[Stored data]

※ ※ ※

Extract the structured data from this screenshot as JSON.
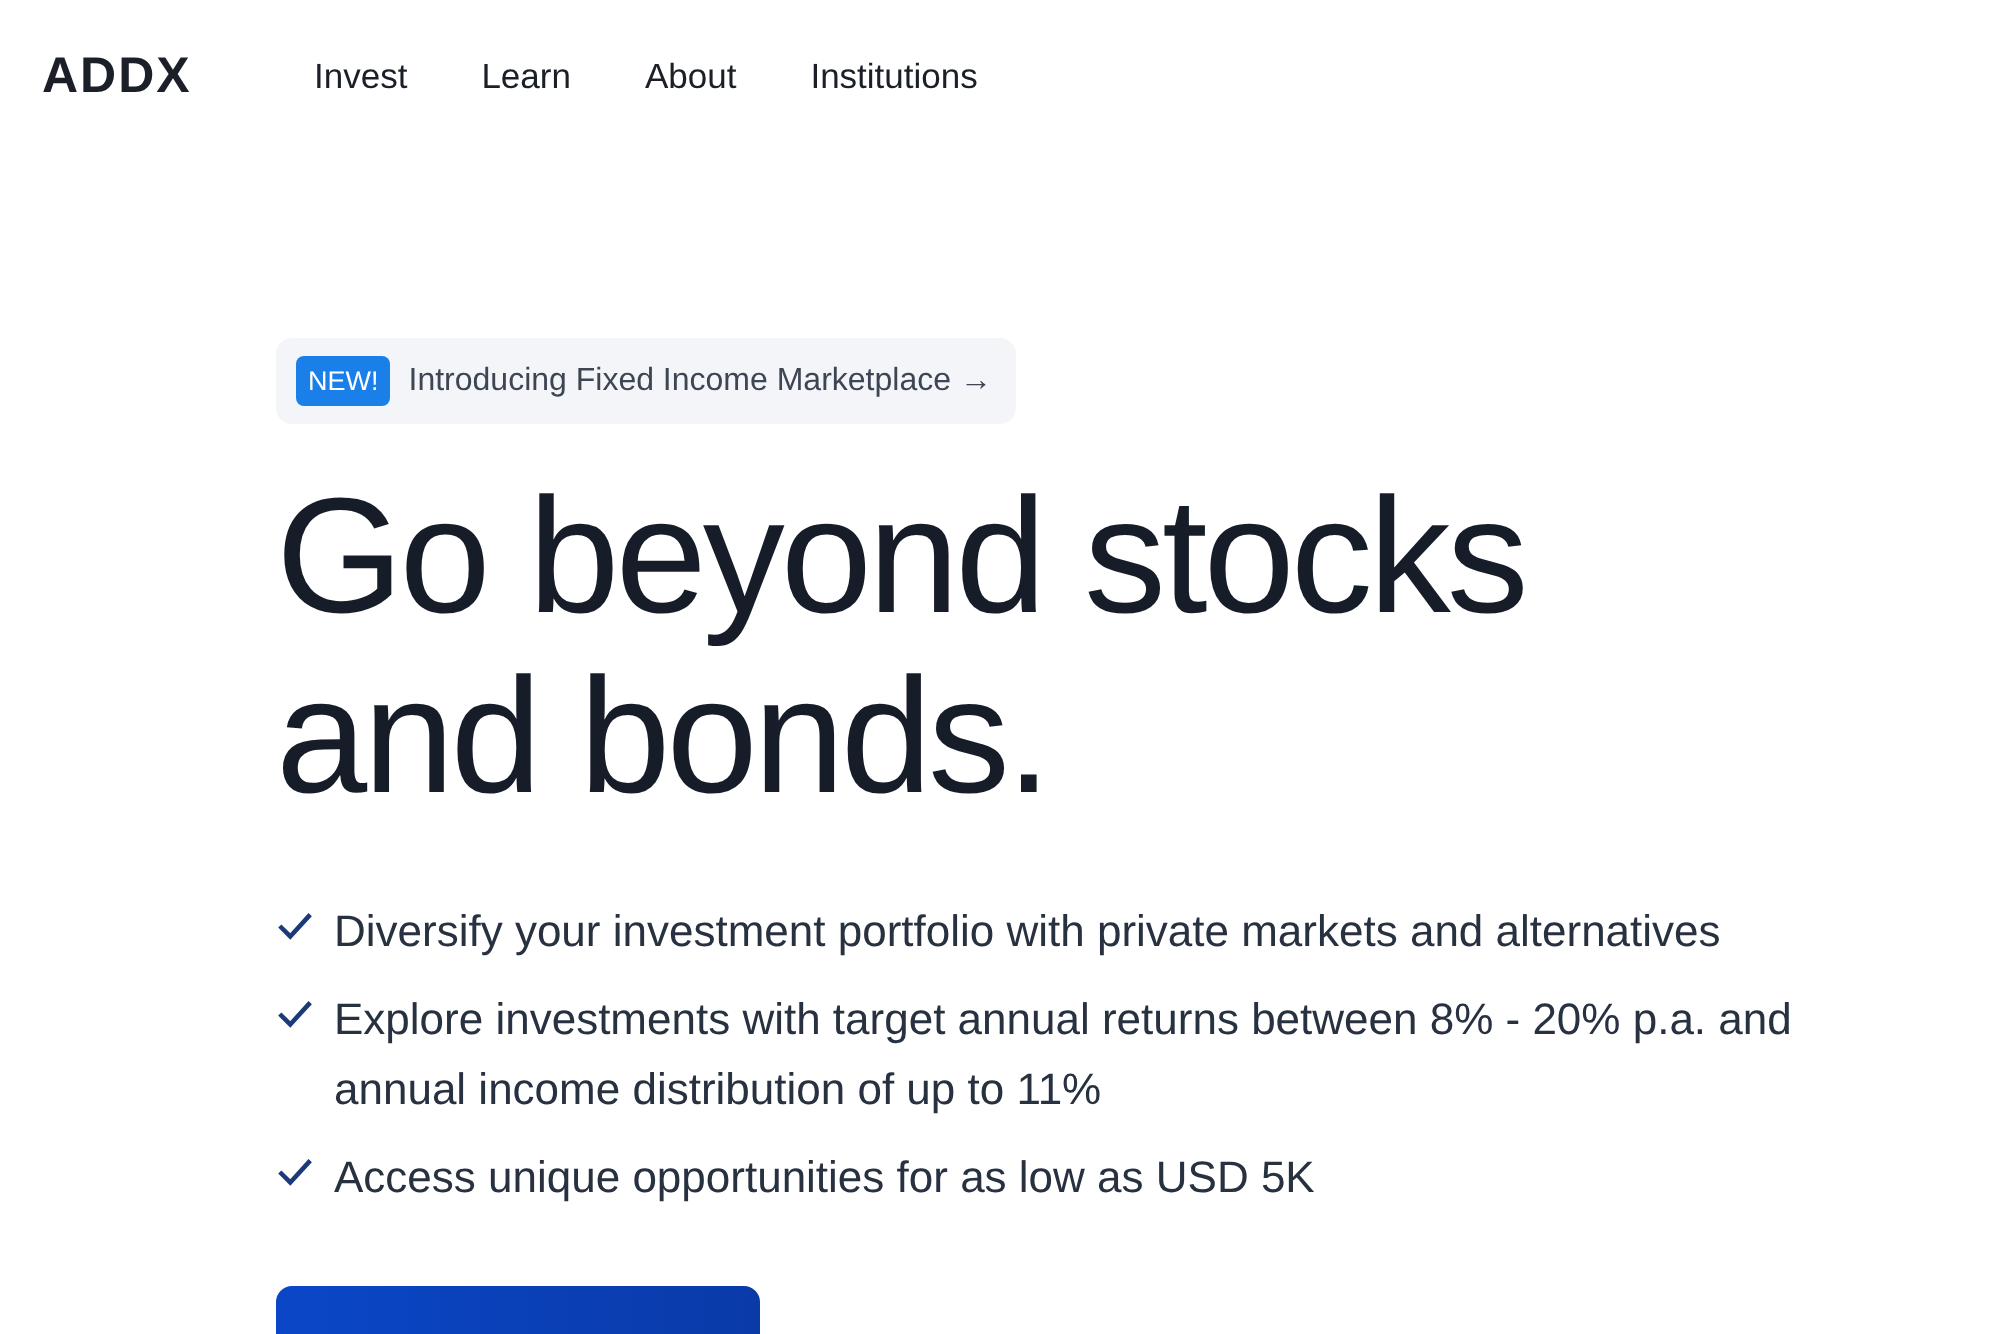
{
  "header": {
    "logo": "ADDX",
    "nav": [
      {
        "label": "Invest"
      },
      {
        "label": "Learn"
      },
      {
        "label": "About"
      },
      {
        "label": "Institutions"
      }
    ]
  },
  "hero": {
    "announcement": {
      "badge": "NEW!",
      "text": "Introducing Fixed Income Marketplace →"
    },
    "headline": [
      "Go beyond stocks",
      "and bonds."
    ],
    "points": [
      "Diversify your investment portfolio with private markets and alternatives",
      "Explore investments with target annual returns between 8% - 20% p.a. and annual income distribution of up to 11%",
      "Access unique opportunities for as low as USD 5K"
    ],
    "cta": {
      "kind": "primary"
    }
  }
}
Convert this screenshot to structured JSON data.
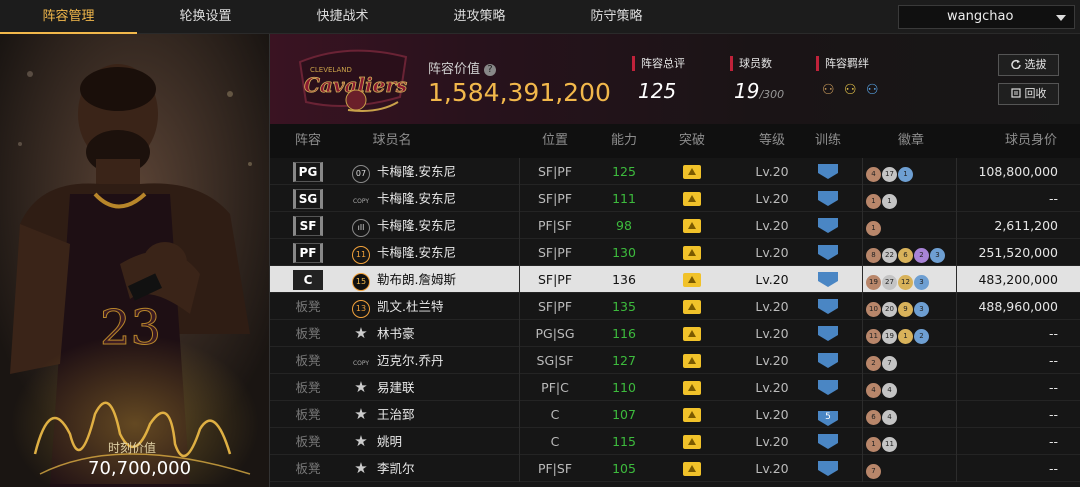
{
  "nav": {
    "tabs": [
      {
        "label": "阵容管理",
        "active": true
      },
      {
        "label": "轮换设置",
        "active": false
      },
      {
        "label": "快捷战术",
        "active": false
      },
      {
        "label": "进攻策略",
        "active": false
      },
      {
        "label": "防守策略",
        "active": false
      }
    ],
    "user": "wangchao"
  },
  "featured": {
    "value_label": "时刻价值",
    "value": "70,700,000"
  },
  "header": {
    "team_logo": "cavaliers-logo",
    "team_value_label": "阵容价值",
    "team_value": "1,584,391,200",
    "total_rating_label": "阵容总评",
    "total_rating": "125",
    "player_count_label": "球员数",
    "player_count": "19",
    "player_count_max": "/300",
    "bonds_label": "阵容羁绊",
    "select_button": "选拔",
    "recycle_button": "回收"
  },
  "columns": [
    "阵容",
    "球员名",
    "位置",
    "能力",
    "突破",
    "等级",
    "训练",
    "徽章",
    "球员身价"
  ],
  "players": [
    {
      "slot": "PG",
      "starter": true,
      "jersey": "07",
      "jersey_style": "plain",
      "name": "卡梅隆.安东尼",
      "position": "SF|PF",
      "rating": "125",
      "level": "Lv.20",
      "training": "",
      "badges": [
        [
          "4",
          "h-br"
        ],
        [
          "17",
          "h-si"
        ],
        [
          "1",
          "h-bl"
        ]
      ],
      "value": "108,800,000"
    },
    {
      "slot": "SG",
      "starter": true,
      "jersey": "COPY",
      "jersey_style": "copy",
      "name": "卡梅隆.安东尼",
      "position": "SF|PF",
      "rating": "111",
      "level": "Lv.20",
      "training": "",
      "badges": [
        [
          "1",
          "h-br"
        ],
        [
          "1",
          "h-si"
        ]
      ],
      "value": "--"
    },
    {
      "slot": "SF",
      "starter": true,
      "jersey": "ıll",
      "jersey_style": "plain",
      "name": "卡梅隆.安东尼",
      "position": "PF|SF",
      "rating": "98",
      "level": "Lv.20",
      "training": "",
      "badges": [
        [
          "1",
          "h-br"
        ]
      ],
      "value": "2,611,200"
    },
    {
      "slot": "PF",
      "starter": true,
      "jersey": "11",
      "jersey_style": "gold",
      "name": "卡梅隆.安东尼",
      "position": "SF|PF",
      "rating": "130",
      "level": "Lv.20",
      "training": "",
      "badges": [
        [
          "8",
          "h-br"
        ],
        [
          "22",
          "h-si"
        ],
        [
          "6",
          "h-go"
        ],
        [
          "2",
          "h-pu"
        ],
        [
          "3",
          "h-bl"
        ]
      ],
      "value": "251,520,000"
    },
    {
      "slot": "C",
      "starter": true,
      "selected": true,
      "jersey": "15",
      "jersey_style": "gold",
      "name": "勒布朗.詹姆斯",
      "position": "SF|PF",
      "rating": "136",
      "level": "Lv.20",
      "training": "",
      "badges": [
        [
          "19",
          "h-br"
        ],
        [
          "27",
          "h-si"
        ],
        [
          "12",
          "h-go"
        ],
        [
          "3",
          "h-bl"
        ]
      ],
      "value": "483,200,000"
    },
    {
      "slot": "板凳",
      "starter": false,
      "jersey": "13",
      "jersey_style": "gold",
      "name": "凯文.杜兰特",
      "position": "SF|PF",
      "rating": "135",
      "level": "Lv.20",
      "training": "",
      "badges": [
        [
          "10",
          "h-br"
        ],
        [
          "20",
          "h-si"
        ],
        [
          "9",
          "h-go"
        ],
        [
          "3",
          "h-bl"
        ]
      ],
      "value": "488,960,000"
    },
    {
      "slot": "板凳",
      "starter": false,
      "jersey": "★",
      "jersey_style": "star",
      "name": "林书豪",
      "position": "PG|SG",
      "rating": "116",
      "level": "Lv.20",
      "training": "",
      "badges": [
        [
          "11",
          "h-br"
        ],
        [
          "19",
          "h-si"
        ],
        [
          "1",
          "h-go"
        ],
        [
          "2",
          "h-bl"
        ]
      ],
      "value": "--"
    },
    {
      "slot": "板凳",
      "starter": false,
      "jersey": "COPY",
      "jersey_style": "copy",
      "name": "迈克尔.乔丹",
      "position": "SG|SF",
      "rating": "127",
      "level": "Lv.20",
      "training": "",
      "badges": [
        [
          "2",
          "h-br"
        ],
        [
          "7",
          "h-si"
        ]
      ],
      "value": "--"
    },
    {
      "slot": "板凳",
      "starter": false,
      "jersey": "★",
      "jersey_style": "star",
      "name": "易建联",
      "position": "PF|C",
      "rating": "110",
      "level": "Lv.20",
      "training": "",
      "badges": [
        [
          "4",
          "h-br"
        ],
        [
          "4",
          "h-si"
        ]
      ],
      "value": "--"
    },
    {
      "slot": "板凳",
      "starter": false,
      "jersey": "★",
      "jersey_style": "star",
      "name": "王治郅",
      "position": "C",
      "rating": "107",
      "level": "Lv.20",
      "training": "5",
      "badges": [
        [
          "6",
          "h-br"
        ],
        [
          "4",
          "h-si"
        ]
      ],
      "value": "--"
    },
    {
      "slot": "板凳",
      "starter": false,
      "jersey": "★",
      "jersey_style": "star",
      "name": "姚明",
      "position": "C",
      "rating": "115",
      "level": "Lv.20",
      "training": "",
      "badges": [
        [
          "1",
          "h-br"
        ],
        [
          "11",
          "h-si"
        ]
      ],
      "value": "--"
    },
    {
      "slot": "板凳",
      "starter": false,
      "jersey": "★",
      "jersey_style": "star",
      "name": "李凯尔",
      "position": "PF|SF",
      "rating": "105",
      "level": "Lv.20",
      "training": "",
      "badges": [
        [
          "7",
          "h-br"
        ]
      ],
      "value": "--"
    }
  ]
}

※ ※ ※

Restate the entire listing word for word, excluding pictures.

Extract the structured data from this screenshot as JSON.
{
  "header": {
    "logo": "ADDX",
    "nav": [
      {
        "label": "Invest"
      },
      {
        "label": "Learn"
      },
      {
        "label": "About"
      },
      {
        "label": "Institutions"
      }
    ]
  },
  "hero": {
    "announcement": {
      "badge": "NEW!",
      "text": "Introducing Fixed Income Marketplace →"
    },
    "headline": [
      "Go beyond stocks",
      "and bonds."
    ],
    "points": [
      "Diversify your investment portfolio with private markets and alternatives",
      "Explore investments with target annual returns between 8% - 20% p.a. and annual income distribution of up to 11%",
      "Access unique opportunities for as low as USD 5K"
    ],
    "cta": {
      "kind": "primary"
    }
  }
}
Convert this screenshot to structured JSON data.
{
  "nav": {
    "tabs": [
      {
        "label": "阵容管理",
        "active": true
      },
      {
        "label": "轮换设置",
        "active": false
      },
      {
        "label": "快捷战术",
        "active": false
      },
      {
        "label": "进攻策略",
        "active": false
      },
      {
        "label": "防守策略",
        "active": false
      }
    ],
    "user": "wangchao"
  },
  "featured": {
    "value_label": "时刻价值",
    "value": "70,700,000"
  },
  "header": {
    "team_logo": "cavaliers-logo",
    "team_value_label": "阵容价值",
    "team_value": "1,584,391,200",
    "total_rating_label": "阵容总评",
    "total_rating": "125",
    "player_count_label": "球员数",
    "player_count": "19",
    "player_count_max": "/300",
    "bonds_label": "阵容羁绊",
    "select_button": "选拔",
    "recycle_button": "回收"
  },
  "columns": [
    "阵容",
    "球员名",
    "位置",
    "能力",
    "突破",
    "等级",
    "训练",
    "徽章",
    "球员身价"
  ],
  "players": [
    {
      "slot": "PG",
      "starter": true,
      "jersey": "07",
      "jersey_style": "plain",
      "name": "卡梅隆.安东尼",
      "position": "SF|PF",
      "rating": "125",
      "level": "Lv.20",
      "training": "",
      "badges": [
        [
          "4",
          "h-br"
        ],
        [
          "17",
          "h-si"
        ],
        [
          "1",
          "h-bl"
        ]
      ],
      "value": "108,800,000"
    },
    {
      "slot": "SG",
      "starter": true,
      "jersey": "COPY",
      "jersey_style": "copy",
      "name": "卡梅隆.安东尼",
      "position": "SF|PF",
      "rating": "111",
      "level": "Lv.20",
      "training": "",
      "badges": [
        [
          "1",
          "h-br"
        ],
        [
          "1",
          "h-si"
        ]
      ],
      "value": "--"
    },
    {
      "slot": "SF",
      "starter": true,
      "jersey": "ıll",
      "jersey_style": "plain",
      "name": "卡梅隆.安东尼",
      "position": "PF|SF",
      "rating": "98",
      "level": "Lv.20",
      "training": "",
      "badges": [
        [
          "1",
          "h-br"
        ]
      ],
      "value": "2,611,200"
    },
    {
      "slot": "PF",
      "starter": true,
      "jersey": "11",
      "jersey_style": "gold",
      "name": "卡梅隆.安东尼",
      "position": "SF|PF",
      "rating": "130",
      "level": "Lv.20",
      "training": "",
      "badges": [
        [
          "8",
          "h-br"
        ],
        [
          "22",
          "h-si"
        ],
        [
          "6",
          "h-go"
        ],
        [
          "2",
          "h-pu"
        ],
        [
          "3",
          "h-bl"
        ]
      ],
      "value": "251,520,000"
    },
    {
      "slot": "C",
      "starter": true,
      "selected": true,
      "jersey": "15",
      "jersey_style": "gold",
      "name": "勒布朗.詹姆斯",
      "position": "SF|PF",
      "rating": "136",
      "level": "Lv.20",
      "training": "",
      "badges": [
        [
          "19",
          "h-br"
        ],
        [
          "27",
          "h-si"
        ],
        [
          "12",
          "h-go"
        ],
        [
          "3",
          "h-bl"
        ]
      ],
      "value": "483,200,000"
    },
    {
      "slot": "板凳",
      "starter": false,
      "jersey": "13",
      "jersey_style": "gold",
      "name": "凯文.杜兰特",
      "position": "SF|PF",
      "rating": "135",
      "level": "Lv.20",
      "training": "",
      "badges": [
        [
          "10",
          "h-br"
        ],
        [
          "20",
          "h-si"
        ],
        [
          "9",
          "h-go"
        ],
        [
          "3",
          "h-bl"
        ]
      ],
      "value": "488,960,000"
    },
    {
      "slot": "板凳",
      "starter": false,
      "jersey": "★",
      "jersey_style": "star",
      "name": "林书豪",
      "position": "PG|SG",
      "rating": "116",
      "level": "Lv.20",
      "training": "",
      "badges": [
        [
          "11",
          "h-br"
        ],
        [
          "19",
          "h-si"
        ],
        [
          "1",
          "h-go"
        ],
        [
          "2",
          "h-bl"
        ]
      ],
      "value": "--"
    },
    {
      "slot": "板凳",
      "starter": false,
      "jersey": "COPY",
      "jersey_style": "copy",
      "name": "迈克尔.乔丹",
      "position": "SG|SF",
      "rating": "127",
      "level": "Lv.20",
      "training": "",
      "badges": [
        [
          "2",
          "h-br"
        ],
        [
          "7",
          "h-si"
        ]
      ],
      "value": "--"
    },
    {
      "slot": "板凳",
      "starter": false,
      "jersey": "★",
      "jersey_style": "star",
      "name": "易建联",
      "position": "PF|C",
      "rating": "110",
      "level": "Lv.20",
      "training": "",
      "badges": [
        [
          "4",
          "h-br"
        ],
        [
          "4",
          "h-si"
        ]
      ],
      "value": "--"
    },
    {
      "slot": "板凳",
      "starter": false,
      "jersey": "★",
      "jersey_style": "star",
      "name": "王治郅",
      "position": "C",
      "rating": "107",
      "level": "Lv.20",
      "training": "5",
      "badges": [
        [
          "6",
          "h-br"
        ],
        [
          "4",
          "h-si"
        ]
      ],
      "value": "--"
    },
    {
      "slot": "板凳",
      "starter": false,
      "jersey": "★",
      "jersey_style": "star",
      "name": "姚明",
      "position": "C",
      "rating": "115",
      "level": "Lv.20",
      "training": "",
      "badges": [
        [
          "1",
          "h-br"
        ],
        [
          "11",
          "h-si"
        ]
      ],
      "value": "--"
    },
    {
      "slot": "板凳",
      "starter": false,
      "jersey": "★",
      "jersey_style": "star",
      "name": "李凯尔",
      "position": "PF|SF",
      "rating": "105",
      "level": "Lv.20",
      "training": "",
      "badges": [
        [
          "7",
          "h-br"
        ]
      ],
      "value": "--"
    }
  ]
}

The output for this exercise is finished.